What the task asks: Find all lines in the listing that include the word "泊船瓜洲", then copy them.

Entries:
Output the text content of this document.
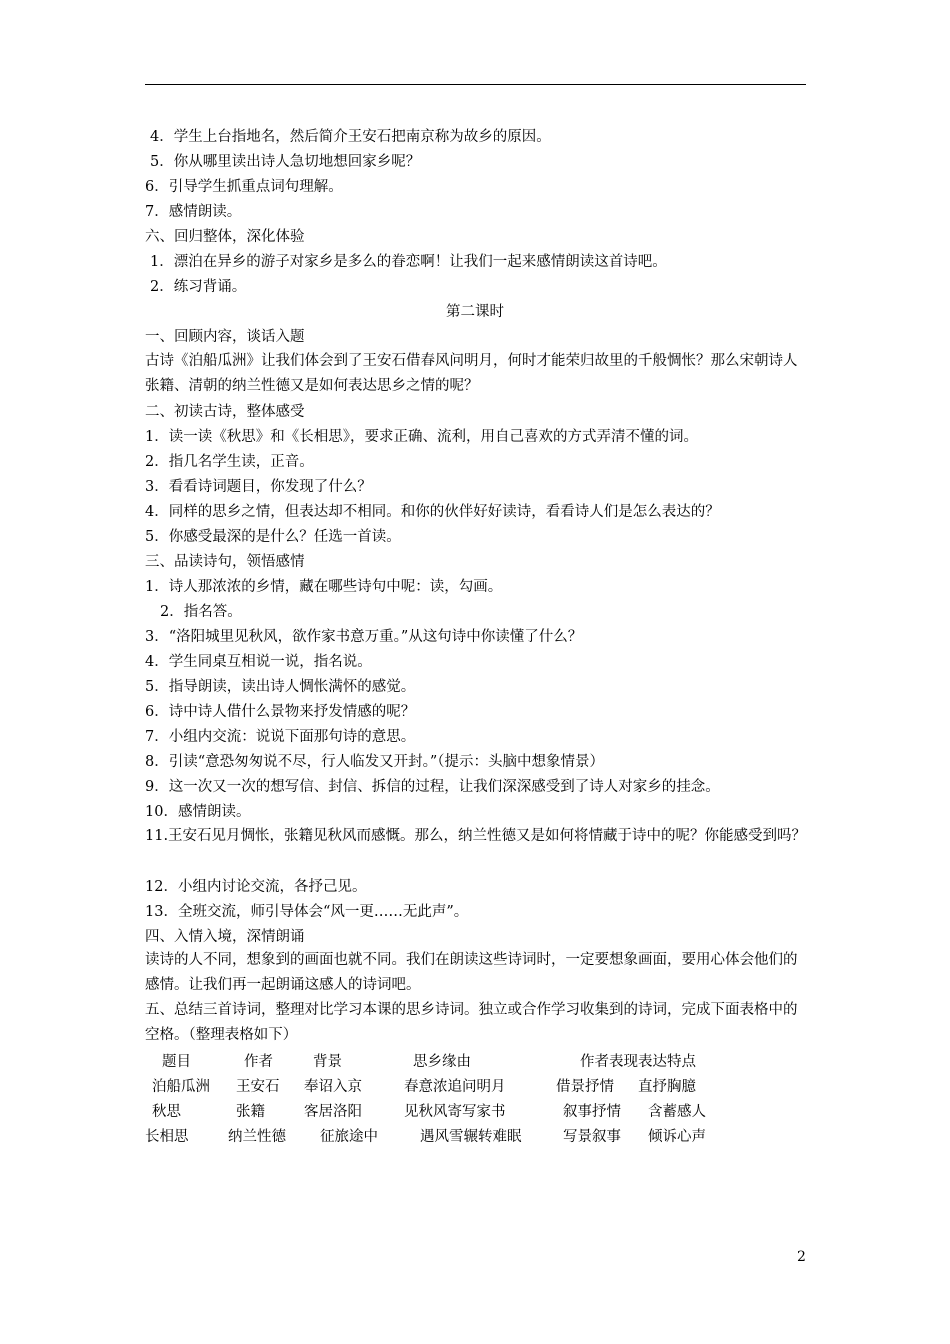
4．学生上台指地名，然后简介王安石把南京称为故乡的原因。
5．你从哪里读出诗人急切地想回家乡呢？
6．引导学生抓重点词句理解。
7．感情朗读。
六、回归整体，深化体验
1．漂泊在异乡的游子对家乡是多么的眷恋啊！让我们一起来感情朗读这首诗吧。
2．练习背诵。
第二课时
一、回顾内容，谈话入题
古诗《泊船瓜洲》让我们体会到了王安石借春风问明月，何时才能荣归故里的千般惆怅？那么宋朝诗人张籍、清朝的纳兰性德又是如何表达思乡之情的呢？
二、初读古诗，整体感受
1．读一读《秋思》和《长相思》，要求正确、流利，用自己喜欢的方式弄清不懂的词。
2．指几名学生读，正音。
3．看看诗词题目，你发现了什么？
4．同样的思乡之情，但表达却不相同。和你的伙伴好好读诗，看看诗人们是怎么表达的？
5．你感受最深的是什么？任选一首读。
三、品读诗句，领悟感情
1．诗人那浓浓的乡情，藏在哪些诗句中呢：读，勾画。
2．指名答。
3．“洛阳城里见秋风，欲作家书意万重。”从这句诗中你读懂了什么？
4．学生同桌互相说一说，指名说。
5．指导朗读，读出诗人惆怅满怀的感觉。
6．诗中诗人借什么景物来抒发情感的呢？
7．小组内交流：说说下面那句诗的意思。
8．引读“意恐匆匆说不尽，行人临发又开封。”（提示：头脑中想象情景）
9．这一次又一次的想写信、封信、拆信的过程，让我们深深感受到了诗人对家乡的挂念。
10．感情朗读。
11.王安石见月惆怅，张籍见秋风而感慨。那么，纳兰性德又是如何将情藏于诗中的呢？你能感受到吗？
12．小组内讨论交流，各抒己见。
13．全班交流，师引导体会“风一更……无此声”。
四、入情入境，深情朗诵
读诗的人不同，想象到的画面也就不同。我们在朗读这些诗词时，一定要想象画面，要用心体会他们的感情。让我们再一起朗诵这感人的诗词吧。
五、总结三首诗词，整理对比学习本课的思乡诗词。独立或合作学习收集到的诗词，完成下面表格中的空格。（整理表格如下）
题目	作者	背景	思乡缘由	作者表现表达特点
泊船瓜洲 王安石 奉诏入京	春意浓追问明月	借景抒情 直抒胸臆
秋思	张籍	客居洛阳	见秋风寄写家书	叙事抒情 含蓄感人
长相思	纳兰性德 征旅途中	遇风雪辗转难眠	写景叙事 倾诉心声
2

Completed task:
古诗《泊船瓜洲》让我们体会到了王安石借春风问明月，何时才能荣归故里的千般惆怅？那么宋朝诗人张籍、清朝的纳兰性德又是如何表达思乡之情的呢？
泊船瓜洲 王安石 奉诏入京	春意浓追问明月	借景抒情 直抒胸臆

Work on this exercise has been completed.